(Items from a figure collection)
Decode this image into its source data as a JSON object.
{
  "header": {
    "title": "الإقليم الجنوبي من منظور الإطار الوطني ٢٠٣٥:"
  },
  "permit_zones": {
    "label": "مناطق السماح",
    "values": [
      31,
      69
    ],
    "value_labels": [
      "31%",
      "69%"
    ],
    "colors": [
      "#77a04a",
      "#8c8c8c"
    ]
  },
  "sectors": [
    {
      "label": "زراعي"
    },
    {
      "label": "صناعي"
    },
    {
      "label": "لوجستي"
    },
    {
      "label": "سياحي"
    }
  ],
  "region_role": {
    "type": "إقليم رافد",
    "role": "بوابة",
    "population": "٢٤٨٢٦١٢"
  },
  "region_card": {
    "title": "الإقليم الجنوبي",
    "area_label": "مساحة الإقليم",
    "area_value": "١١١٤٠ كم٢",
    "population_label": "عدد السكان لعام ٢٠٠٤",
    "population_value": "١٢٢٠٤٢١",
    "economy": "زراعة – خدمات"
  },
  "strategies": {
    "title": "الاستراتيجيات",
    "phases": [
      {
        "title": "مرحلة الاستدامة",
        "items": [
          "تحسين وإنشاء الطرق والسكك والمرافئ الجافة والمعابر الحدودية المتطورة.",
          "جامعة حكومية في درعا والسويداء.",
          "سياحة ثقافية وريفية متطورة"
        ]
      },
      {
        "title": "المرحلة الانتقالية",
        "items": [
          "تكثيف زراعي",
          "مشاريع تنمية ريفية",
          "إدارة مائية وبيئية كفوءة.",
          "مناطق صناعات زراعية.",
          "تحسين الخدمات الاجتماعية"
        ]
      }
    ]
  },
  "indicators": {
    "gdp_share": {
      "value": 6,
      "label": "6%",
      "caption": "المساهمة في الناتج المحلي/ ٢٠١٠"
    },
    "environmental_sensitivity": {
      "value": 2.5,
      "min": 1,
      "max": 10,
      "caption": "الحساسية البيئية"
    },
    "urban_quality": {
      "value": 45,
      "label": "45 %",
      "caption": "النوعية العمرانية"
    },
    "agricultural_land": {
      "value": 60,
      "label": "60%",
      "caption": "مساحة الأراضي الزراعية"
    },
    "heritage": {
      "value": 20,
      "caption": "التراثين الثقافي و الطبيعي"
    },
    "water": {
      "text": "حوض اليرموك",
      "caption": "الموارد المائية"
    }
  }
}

Directions for this task: Give only the count of lines in the data that include the string "title".

Output for this exercise: 5